Stored items
• • •
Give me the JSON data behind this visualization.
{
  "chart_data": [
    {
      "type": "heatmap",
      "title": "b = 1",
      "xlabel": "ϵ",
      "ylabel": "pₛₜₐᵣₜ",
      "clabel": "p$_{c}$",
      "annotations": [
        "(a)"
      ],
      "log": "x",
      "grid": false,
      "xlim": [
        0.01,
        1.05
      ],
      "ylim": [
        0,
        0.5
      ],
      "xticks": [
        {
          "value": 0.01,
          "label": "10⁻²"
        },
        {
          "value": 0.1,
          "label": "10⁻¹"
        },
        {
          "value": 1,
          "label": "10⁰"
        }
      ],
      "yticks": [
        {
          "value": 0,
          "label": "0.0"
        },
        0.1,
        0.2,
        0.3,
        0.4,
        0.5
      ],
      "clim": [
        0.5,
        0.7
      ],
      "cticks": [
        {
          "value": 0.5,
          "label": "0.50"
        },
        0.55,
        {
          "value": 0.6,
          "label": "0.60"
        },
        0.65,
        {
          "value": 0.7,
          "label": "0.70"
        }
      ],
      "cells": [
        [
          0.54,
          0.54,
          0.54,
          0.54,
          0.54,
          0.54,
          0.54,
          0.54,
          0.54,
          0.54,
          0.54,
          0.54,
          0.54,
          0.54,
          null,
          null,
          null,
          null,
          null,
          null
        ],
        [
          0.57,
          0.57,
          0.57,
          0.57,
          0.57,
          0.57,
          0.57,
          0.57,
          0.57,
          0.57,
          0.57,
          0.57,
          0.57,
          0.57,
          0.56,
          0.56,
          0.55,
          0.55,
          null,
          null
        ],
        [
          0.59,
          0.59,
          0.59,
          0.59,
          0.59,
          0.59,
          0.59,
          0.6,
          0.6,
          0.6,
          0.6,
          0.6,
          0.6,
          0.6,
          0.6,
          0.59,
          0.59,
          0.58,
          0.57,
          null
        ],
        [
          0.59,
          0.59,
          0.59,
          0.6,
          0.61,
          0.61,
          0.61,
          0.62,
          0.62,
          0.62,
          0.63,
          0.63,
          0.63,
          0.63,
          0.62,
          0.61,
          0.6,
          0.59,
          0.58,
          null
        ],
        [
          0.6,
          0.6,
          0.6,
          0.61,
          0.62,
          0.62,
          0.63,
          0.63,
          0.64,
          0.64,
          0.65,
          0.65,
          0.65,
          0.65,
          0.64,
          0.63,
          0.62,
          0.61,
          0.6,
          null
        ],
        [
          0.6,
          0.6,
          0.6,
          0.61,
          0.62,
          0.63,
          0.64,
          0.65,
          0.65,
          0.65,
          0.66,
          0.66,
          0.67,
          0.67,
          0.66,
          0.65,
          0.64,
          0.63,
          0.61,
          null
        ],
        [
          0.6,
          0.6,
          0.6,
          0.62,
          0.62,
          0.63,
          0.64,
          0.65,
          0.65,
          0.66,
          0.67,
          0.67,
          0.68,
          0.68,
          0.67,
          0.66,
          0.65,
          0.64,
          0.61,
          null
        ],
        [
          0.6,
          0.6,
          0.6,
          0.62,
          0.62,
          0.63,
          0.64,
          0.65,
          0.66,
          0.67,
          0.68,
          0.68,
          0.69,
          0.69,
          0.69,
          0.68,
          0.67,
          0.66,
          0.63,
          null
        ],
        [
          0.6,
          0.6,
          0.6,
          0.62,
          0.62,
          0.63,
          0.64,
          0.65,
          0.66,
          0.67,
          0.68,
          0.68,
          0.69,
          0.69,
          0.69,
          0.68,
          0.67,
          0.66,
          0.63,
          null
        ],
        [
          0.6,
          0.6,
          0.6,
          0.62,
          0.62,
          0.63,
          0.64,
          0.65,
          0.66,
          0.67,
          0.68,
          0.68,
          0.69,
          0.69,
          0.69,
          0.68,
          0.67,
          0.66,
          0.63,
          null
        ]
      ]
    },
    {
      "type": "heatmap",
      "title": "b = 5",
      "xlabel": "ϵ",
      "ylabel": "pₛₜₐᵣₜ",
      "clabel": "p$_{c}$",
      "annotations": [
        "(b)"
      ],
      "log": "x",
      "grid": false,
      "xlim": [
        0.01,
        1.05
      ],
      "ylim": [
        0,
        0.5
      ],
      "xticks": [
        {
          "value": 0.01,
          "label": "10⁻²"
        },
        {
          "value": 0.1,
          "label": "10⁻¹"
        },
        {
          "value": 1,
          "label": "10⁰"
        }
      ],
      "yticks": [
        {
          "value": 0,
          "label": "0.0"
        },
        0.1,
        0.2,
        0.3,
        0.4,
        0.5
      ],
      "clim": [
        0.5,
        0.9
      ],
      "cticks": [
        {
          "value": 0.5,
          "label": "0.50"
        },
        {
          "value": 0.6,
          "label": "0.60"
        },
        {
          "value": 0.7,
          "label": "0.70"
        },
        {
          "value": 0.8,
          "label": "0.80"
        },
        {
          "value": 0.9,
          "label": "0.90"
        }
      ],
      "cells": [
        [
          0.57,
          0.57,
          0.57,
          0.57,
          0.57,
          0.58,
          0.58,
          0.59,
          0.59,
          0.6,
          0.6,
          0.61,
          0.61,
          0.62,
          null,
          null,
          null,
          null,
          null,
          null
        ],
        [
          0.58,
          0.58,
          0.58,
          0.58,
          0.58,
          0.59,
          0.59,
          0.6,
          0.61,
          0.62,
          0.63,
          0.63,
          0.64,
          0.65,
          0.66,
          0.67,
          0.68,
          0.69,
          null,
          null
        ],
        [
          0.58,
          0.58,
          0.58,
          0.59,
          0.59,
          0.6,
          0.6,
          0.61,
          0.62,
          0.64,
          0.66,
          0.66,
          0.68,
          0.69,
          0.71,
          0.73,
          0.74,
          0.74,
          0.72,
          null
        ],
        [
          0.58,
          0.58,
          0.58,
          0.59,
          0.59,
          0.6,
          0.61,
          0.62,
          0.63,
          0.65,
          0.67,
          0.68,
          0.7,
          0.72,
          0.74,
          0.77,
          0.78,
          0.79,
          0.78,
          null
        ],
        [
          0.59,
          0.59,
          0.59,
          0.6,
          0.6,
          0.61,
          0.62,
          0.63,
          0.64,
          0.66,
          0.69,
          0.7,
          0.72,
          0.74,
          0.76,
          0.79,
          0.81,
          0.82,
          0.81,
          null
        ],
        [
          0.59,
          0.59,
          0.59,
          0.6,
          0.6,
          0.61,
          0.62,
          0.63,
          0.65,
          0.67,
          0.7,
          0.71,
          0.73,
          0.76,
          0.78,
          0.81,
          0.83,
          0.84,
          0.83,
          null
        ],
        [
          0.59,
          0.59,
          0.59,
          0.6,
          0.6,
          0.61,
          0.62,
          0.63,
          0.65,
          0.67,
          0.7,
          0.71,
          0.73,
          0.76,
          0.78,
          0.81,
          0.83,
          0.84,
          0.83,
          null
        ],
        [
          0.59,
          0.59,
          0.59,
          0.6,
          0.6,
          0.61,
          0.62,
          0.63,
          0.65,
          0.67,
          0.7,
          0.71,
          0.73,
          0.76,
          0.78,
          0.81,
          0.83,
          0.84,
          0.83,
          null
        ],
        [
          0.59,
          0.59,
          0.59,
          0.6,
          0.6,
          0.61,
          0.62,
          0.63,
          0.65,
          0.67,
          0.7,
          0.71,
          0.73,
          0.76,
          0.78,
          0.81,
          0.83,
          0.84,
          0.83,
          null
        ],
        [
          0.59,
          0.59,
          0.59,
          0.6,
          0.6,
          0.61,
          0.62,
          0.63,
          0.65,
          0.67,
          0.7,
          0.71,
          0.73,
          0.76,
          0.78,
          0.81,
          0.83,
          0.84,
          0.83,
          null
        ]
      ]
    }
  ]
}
• • •
## Task prompt
Write out all the data again, exactly as it appears.

## Solution below
Give me the JSON data behind this visualization.
{
  "chart_data": [
    {
      "type": "heatmap",
      "title": "b = 1",
      "xlabel": "ϵ",
      "ylabel": "pₛₜₐᵣₜ",
      "clabel": "p$_{c}$",
      "annotations": [
        "(a)"
      ],
      "log": "x",
      "grid": false,
      "xlim": [
        0.01,
        1.05
      ],
      "ylim": [
        0,
        0.5
      ],
      "xticks": [
        {
          "value": 0.01,
          "label": "10⁻²"
        },
        {
          "value": 0.1,
          "label": "10⁻¹"
        },
        {
          "value": 1,
          "label": "10⁰"
        }
      ],
      "yticks": [
        {
          "value": 0,
          "label": "0.0"
        },
        0.1,
        0.2,
        0.3,
        0.4,
        0.5
      ],
      "clim": [
        0.5,
        0.7
      ],
      "cticks": [
        {
          "value": 0.5,
          "label": "0.50"
        },
        0.55,
        {
          "value": 0.6,
          "label": "0.60"
        },
        0.65,
        {
          "value": 0.7,
          "label": "0.70"
        }
      ],
      "cells": [
        [
          0.54,
          0.54,
          0.54,
          0.54,
          0.54,
          0.54,
          0.54,
          0.54,
          0.54,
          0.54,
          0.54,
          0.54,
          0.54,
          0.54,
          null,
          null,
          null,
          null,
          null,
          null
        ],
        [
          0.57,
          0.57,
          0.57,
          0.57,
          0.57,
          0.57,
          0.57,
          0.57,
          0.57,
          0.57,
          0.57,
          0.57,
          0.57,
          0.57,
          0.56,
          0.56,
          0.55,
          0.55,
          null,
          null
        ],
        [
          0.59,
          0.59,
          0.59,
          0.59,
          0.59,
          0.59,
          0.59,
          0.6,
          0.6,
          0.6,
          0.6,
          0.6,
          0.6,
          0.6,
          0.6,
          0.59,
          0.59,
          0.58,
          0.57,
          null
        ],
        [
          0.59,
          0.59,
          0.59,
          0.6,
          0.61,
          0.61,
          0.61,
          0.62,
          0.62,
          0.62,
          0.63,
          0.63,
          0.63,
          0.63,
          0.62,
          0.61,
          0.6,
          0.59,
          0.58,
          null
        ],
        [
          0.6,
          0.6,
          0.6,
          0.61,
          0.62,
          0.62,
          0.63,
          0.63,
          0.64,
          0.64,
          0.65,
          0.65,
          0.65,
          0.65,
          0.64,
          0.63,
          0.62,
          0.61,
          0.6,
          null
        ],
        [
          0.6,
          0.6,
          0.6,
          0.61,
          0.62,
          0.63,
          0.64,
          0.65,
          0.65,
          0.65,
          0.66,
          0.66,
          0.67,
          0.67,
          0.66,
          0.65,
          0.64,
          0.63,
          0.61,
          null
        ],
        [
          0.6,
          0.6,
          0.6,
          0.62,
          0.62,
          0.63,
          0.64,
          0.65,
          0.65,
          0.66,
          0.67,
          0.67,
          0.68,
          0.68,
          0.67,
          0.66,
          0.65,
          0.64,
          0.61,
          null
        ],
        [
          0.6,
          0.6,
          0.6,
          0.62,
          0.62,
          0.63,
          0.64,
          0.65,
          0.66,
          0.67,
          0.68,
          0.68,
          0.69,
          0.69,
          0.69,
          0.68,
          0.67,
          0.66,
          0.63,
          null
        ],
        [
          0.6,
          0.6,
          0.6,
          0.62,
          0.62,
          0.63,
          0.64,
          0.65,
          0.66,
          0.67,
          0.68,
          0.68,
          0.69,
          0.69,
          0.69,
          0.68,
          0.67,
          0.66,
          0.63,
          null
        ],
        [
          0.6,
          0.6,
          0.6,
          0.62,
          0.62,
          0.63,
          0.64,
          0.65,
          0.66,
          0.67,
          0.68,
          0.68,
          0.69,
          0.69,
          0.69,
          0.68,
          0.67,
          0.66,
          0.63,
          null
        ]
      ]
    },
    {
      "type": "heatmap",
      "title": "b = 5",
      "xlabel": "ϵ",
      "ylabel": "pₛₜₐᵣₜ",
      "clabel": "p$_{c}$",
      "annotations": [
        "(b)"
      ],
      "log": "x",
      "grid": false,
      "xlim": [
        0.01,
        1.05
      ],
      "ylim": [
        0,
        0.5
      ],
      "xticks": [
        {
          "value": 0.01,
          "label": "10⁻²"
        },
        {
          "value": 0.1,
          "label": "10⁻¹"
        },
        {
          "value": 1,
          "label": "10⁰"
        }
      ],
      "yticks": [
        {
          "value": 0,
          "label": "0.0"
        },
        0.1,
        0.2,
        0.3,
        0.4,
        0.5
      ],
      "clim": [
        0.5,
        0.9
      ],
      "cticks": [
        {
          "value": 0.5,
          "label": "0.50"
        },
        {
          "value": 0.6,
          "label": "0.60"
        },
        {
          "value": 0.7,
          "label": "0.70"
        },
        {
          "value": 0.8,
          "label": "0.80"
        },
        {
          "value": 0.9,
          "label": "0.90"
        }
      ],
      "cells": [
        [
          0.57,
          0.57,
          0.57,
          0.57,
          0.57,
          0.58,
          0.58,
          0.59,
          0.59,
          0.6,
          0.6,
          0.61,
          0.61,
          0.62,
          null,
          null,
          null,
          null,
          null,
          null
        ],
        [
          0.58,
          0.58,
          0.58,
          0.58,
          0.58,
          0.59,
          0.59,
          0.6,
          0.61,
          0.62,
          0.63,
          0.63,
          0.64,
          0.65,
          0.66,
          0.67,
          0.68,
          0.69,
          null,
          null
        ],
        [
          0.58,
          0.58,
          0.58,
          0.59,
          0.59,
          0.6,
          0.6,
          0.61,
          0.62,
          0.64,
          0.66,
          0.66,
          0.68,
          0.69,
          0.71,
          0.73,
          0.74,
          0.74,
          0.72,
          null
        ],
        [
          0.58,
          0.58,
          0.58,
          0.59,
          0.59,
          0.6,
          0.61,
          0.62,
          0.63,
          0.65,
          0.67,
          0.68,
          0.7,
          0.72,
          0.74,
          0.77,
          0.78,
          0.79,
          0.78,
          null
        ],
        [
          0.59,
          0.59,
          0.59,
          0.6,
          0.6,
          0.61,
          0.62,
          0.63,
          0.64,
          0.66,
          0.69,
          0.7,
          0.72,
          0.74,
          0.76,
          0.79,
          0.81,
          0.82,
          0.81,
          null
        ],
        [
          0.59,
          0.59,
          0.59,
          0.6,
          0.6,
          0.61,
          0.62,
          0.63,
          0.65,
          0.67,
          0.7,
          0.71,
          0.73,
          0.76,
          0.78,
          0.81,
          0.83,
          0.84,
          0.83,
          null
        ],
        [
          0.59,
          0.59,
          0.59,
          0.6,
          0.6,
          0.61,
          0.62,
          0.63,
          0.65,
          0.67,
          0.7,
          0.71,
          0.73,
          0.76,
          0.78,
          0.81,
          0.83,
          0.84,
          0.83,
          null
        ],
        [
          0.59,
          0.59,
          0.59,
          0.6,
          0.6,
          0.61,
          0.62,
          0.63,
          0.65,
          0.67,
          0.7,
          0.71,
          0.73,
          0.76,
          0.78,
          0.81,
          0.83,
          0.84,
          0.83,
          null
        ],
        [
          0.59,
          0.59,
          0.59,
          0.6,
          0.6,
          0.61,
          0.62,
          0.63,
          0.65,
          0.67,
          0.7,
          0.71,
          0.73,
          0.76,
          0.78,
          0.81,
          0.83,
          0.84,
          0.83,
          null
        ],
        [
          0.59,
          0.59,
          0.59,
          0.6,
          0.6,
          0.61,
          0.62,
          0.63,
          0.65,
          0.67,
          0.7,
          0.71,
          0.73,
          0.76,
          0.78,
          0.81,
          0.83,
          0.84,
          0.83,
          null
        ]
      ]
    }
  ]
}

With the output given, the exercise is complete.